TASK OBJECTIVE =
Write the records out again, precisely as they stand.

INPUT MATERIAL =
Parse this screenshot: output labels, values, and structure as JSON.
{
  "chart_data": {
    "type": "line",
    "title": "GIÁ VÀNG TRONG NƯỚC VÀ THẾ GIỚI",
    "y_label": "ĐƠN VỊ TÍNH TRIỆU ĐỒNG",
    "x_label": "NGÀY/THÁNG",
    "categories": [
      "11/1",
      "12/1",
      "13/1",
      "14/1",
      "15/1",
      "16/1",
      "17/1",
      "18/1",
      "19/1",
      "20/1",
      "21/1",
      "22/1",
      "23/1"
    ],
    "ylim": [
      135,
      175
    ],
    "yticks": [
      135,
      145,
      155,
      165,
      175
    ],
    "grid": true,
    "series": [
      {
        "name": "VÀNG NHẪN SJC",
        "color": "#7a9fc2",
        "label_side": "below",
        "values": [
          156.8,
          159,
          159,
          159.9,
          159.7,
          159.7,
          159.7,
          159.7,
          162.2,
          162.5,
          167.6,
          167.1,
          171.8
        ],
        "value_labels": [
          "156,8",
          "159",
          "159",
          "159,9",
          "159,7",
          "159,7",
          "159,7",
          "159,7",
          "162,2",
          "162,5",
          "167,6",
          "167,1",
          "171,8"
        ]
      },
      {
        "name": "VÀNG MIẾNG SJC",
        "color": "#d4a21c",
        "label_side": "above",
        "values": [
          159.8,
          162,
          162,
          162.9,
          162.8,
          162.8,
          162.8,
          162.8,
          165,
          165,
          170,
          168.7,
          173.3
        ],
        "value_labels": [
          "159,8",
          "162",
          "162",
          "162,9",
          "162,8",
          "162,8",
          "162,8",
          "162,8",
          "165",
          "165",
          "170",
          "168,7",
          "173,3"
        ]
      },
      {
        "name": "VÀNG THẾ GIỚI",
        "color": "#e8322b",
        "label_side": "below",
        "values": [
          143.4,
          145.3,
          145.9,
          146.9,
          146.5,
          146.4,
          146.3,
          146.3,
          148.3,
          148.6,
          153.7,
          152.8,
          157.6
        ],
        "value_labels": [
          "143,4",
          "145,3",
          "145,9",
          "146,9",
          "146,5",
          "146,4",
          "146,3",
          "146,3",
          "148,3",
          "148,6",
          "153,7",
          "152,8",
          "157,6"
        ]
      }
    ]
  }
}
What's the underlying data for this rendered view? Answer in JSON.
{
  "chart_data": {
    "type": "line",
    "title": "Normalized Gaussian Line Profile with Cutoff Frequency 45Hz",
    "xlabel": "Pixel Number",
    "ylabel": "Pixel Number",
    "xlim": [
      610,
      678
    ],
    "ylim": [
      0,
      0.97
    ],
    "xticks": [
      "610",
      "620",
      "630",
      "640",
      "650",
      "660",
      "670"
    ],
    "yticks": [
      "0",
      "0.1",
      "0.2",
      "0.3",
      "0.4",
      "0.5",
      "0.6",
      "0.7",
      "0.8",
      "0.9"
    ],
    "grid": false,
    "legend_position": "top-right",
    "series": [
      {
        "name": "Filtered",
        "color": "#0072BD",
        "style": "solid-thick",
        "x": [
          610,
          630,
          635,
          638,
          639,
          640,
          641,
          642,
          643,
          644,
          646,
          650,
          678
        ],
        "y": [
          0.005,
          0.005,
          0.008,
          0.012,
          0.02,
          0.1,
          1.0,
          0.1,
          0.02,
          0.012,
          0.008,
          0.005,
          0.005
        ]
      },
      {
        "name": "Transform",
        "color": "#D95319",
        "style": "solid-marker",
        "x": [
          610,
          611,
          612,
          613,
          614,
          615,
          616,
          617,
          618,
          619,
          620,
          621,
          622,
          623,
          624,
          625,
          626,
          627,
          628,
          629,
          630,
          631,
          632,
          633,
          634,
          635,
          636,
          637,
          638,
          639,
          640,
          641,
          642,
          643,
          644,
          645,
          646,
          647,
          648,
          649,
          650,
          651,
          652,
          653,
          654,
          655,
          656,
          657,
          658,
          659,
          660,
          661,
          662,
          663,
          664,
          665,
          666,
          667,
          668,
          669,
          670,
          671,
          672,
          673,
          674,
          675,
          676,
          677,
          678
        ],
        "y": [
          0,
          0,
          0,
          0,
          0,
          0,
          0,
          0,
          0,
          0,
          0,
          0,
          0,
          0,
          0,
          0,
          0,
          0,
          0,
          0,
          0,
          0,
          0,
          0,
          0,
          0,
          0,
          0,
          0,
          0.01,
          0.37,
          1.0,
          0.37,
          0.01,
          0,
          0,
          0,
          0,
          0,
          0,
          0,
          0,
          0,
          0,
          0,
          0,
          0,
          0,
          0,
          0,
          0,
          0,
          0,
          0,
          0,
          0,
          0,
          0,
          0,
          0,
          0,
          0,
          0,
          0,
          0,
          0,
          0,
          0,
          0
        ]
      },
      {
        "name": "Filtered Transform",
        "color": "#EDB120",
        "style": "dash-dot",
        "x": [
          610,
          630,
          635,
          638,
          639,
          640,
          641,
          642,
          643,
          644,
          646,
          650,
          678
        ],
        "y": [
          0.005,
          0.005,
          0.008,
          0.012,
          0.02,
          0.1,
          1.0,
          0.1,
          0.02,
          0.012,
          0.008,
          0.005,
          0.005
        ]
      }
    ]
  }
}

OUTPUT FOR THIS EXERCISE =
Parse this screenshot: output labels, values, and structure as JSON.
{
  "chart_data": {
    "type": "line",
    "title": "GIÁ VÀNG TRONG NƯỚC VÀ THẾ GIỚI",
    "y_label": "ĐƠN VỊ TÍNH TRIỆU ĐỒNG",
    "x_label": "NGÀY/THÁNG",
    "categories": [
      "11/1",
      "12/1",
      "13/1",
      "14/1",
      "15/1",
      "16/1",
      "17/1",
      "18/1",
      "19/1",
      "20/1",
      "21/1",
      "22/1",
      "23/1"
    ],
    "ylim": [
      135,
      175
    ],
    "yticks": [
      135,
      145,
      155,
      165,
      175
    ],
    "grid": true,
    "series": [
      {
        "name": "VÀNG NHẪN SJC",
        "color": "#7a9fc2",
        "label_side": "below",
        "values": [
          156.8,
          159,
          159,
          159.9,
          159.7,
          159.7,
          159.7,
          159.7,
          162.2,
          162.5,
          167.6,
          167.1,
          171.8
        ],
        "value_labels": [
          "156,8",
          "159",
          "159",
          "159,9",
          "159,7",
          "159,7",
          "159,7",
          "159,7",
          "162,2",
          "162,5",
          "167,6",
          "167,1",
          "171,8"
        ]
      },
      {
        "name": "VÀNG MIẾNG SJC",
        "color": "#d4a21c",
        "label_side": "above",
        "values": [
          159.8,
          162,
          162,
          162.9,
          162.8,
          162.8,
          162.8,
          162.8,
          165,
          165,
          170,
          168.7,
          173.3
        ],
        "value_labels": [
          "159,8",
          "162",
          "162",
          "162,9",
          "162,8",
          "162,8",
          "162,8",
          "162,8",
          "165",
          "165",
          "170",
          "168,7",
          "173,3"
        ]
      },
      {
        "name": "VÀNG THẾ GIỚI",
        "color": "#e8322b",
        "label_side": "below",
        "values": [
          143.4,
          145.3,
          145.9,
          146.9,
          146.5,
          146.4,
          146.3,
          146.3,
          148.3,
          148.6,
          153.7,
          152.8,
          157.6
        ],
        "value_labels": [
          "143,4",
          "145,3",
          "145,9",
          "146,9",
          "146,5",
          "146,4",
          "146,3",
          "146,3",
          "148,3",
          "148,6",
          "153,7",
          "152,8",
          "157,6"
        ]
      }
    ]
  }
}
What's the underlying data for this rendered view? Answer in JSON.
{
  "chart_data": {
    "type": "line",
    "title": "Normalized Gaussian Line Profile with Cutoff Frequency 45Hz",
    "xlabel": "Pixel Number",
    "ylabel": "Pixel Number",
    "xlim": [
      610,
      678
    ],
    "ylim": [
      0,
      0.97
    ],
    "xticks": [
      "610",
      "620",
      "630",
      "640",
      "650",
      "660",
      "670"
    ],
    "yticks": [
      "0",
      "0.1",
      "0.2",
      "0.3",
      "0.4",
      "0.5",
      "0.6",
      "0.7",
      "0.8",
      "0.9"
    ],
    "grid": false,
    "legend_position": "top-right",
    "series": [
      {
        "name": "Filtered",
        "color": "#0072BD",
        "style": "solid-thick",
        "x": [
          610,
          630,
          635,
          638,
          639,
          640,
          641,
          642,
          643,
          644,
          646,
          650,
          678
        ],
        "y": [
          0.005,
          0.005,
          0.008,
          0.012,
          0.02,
          0.1,
          1.0,
          0.1,
          0.02,
          0.012,
          0.008,
          0.005,
          0.005
        ]
      },
      {
        "name": "Transform",
        "color": "#D95319",
        "style": "solid-marker",
        "x": [
          610,
          611,
          612,
          613,
          614,
          615,
          616,
          617,
          618,
          619,
          620,
          621,
          622,
          623,
          624,
          625,
          626,
          627,
          628,
          629,
          630,
          631,
          632,
          633,
          634,
          635,
          636,
          637,
          638,
          639,
          640,
          641,
          642,
          643,
          644,
          645,
          646,
          647,
          648,
          649,
          650,
          651,
          652,
          653,
          654,
          655,
          656,
          657,
          658,
          659,
          660,
          661,
          662,
          663,
          664,
          665,
          666,
          667,
          668,
          669,
          670,
          671,
          672,
          673,
          674,
          675,
          676,
          677,
          678
        ],
        "y": [
          0,
          0,
          0,
          0,
          0,
          0,
          0,
          0,
          0,
          0,
          0,
          0,
          0,
          0,
          0,
          0,
          0,
          0,
          0,
          0,
          0,
          0,
          0,
          0,
          0,
          0,
          0,
          0,
          0,
          0.01,
          0.37,
          1.0,
          0.37,
          0.01,
          0,
          0,
          0,
          0,
          0,
          0,
          0,
          0,
          0,
          0,
          0,
          0,
          0,
          0,
          0,
          0,
          0,
          0,
          0,
          0,
          0,
          0,
          0,
          0,
          0,
          0,
          0,
          0,
          0,
          0,
          0,
          0,
          0,
          0,
          0
        ]
      },
      {
        "name": "Filtered Transform",
        "color": "#EDB120",
        "style": "dash-dot",
        "x": [
          610,
          630,
          635,
          638,
          639,
          640,
          641,
          642,
          643,
          644,
          646,
          650,
          678
        ],
        "y": [
          0.005,
          0.005,
          0.008,
          0.012,
          0.02,
          0.1,
          1.0,
          0.1,
          0.02,
          0.012,
          0.008,
          0.005,
          0.005
        ]
      }
    ]
  }
}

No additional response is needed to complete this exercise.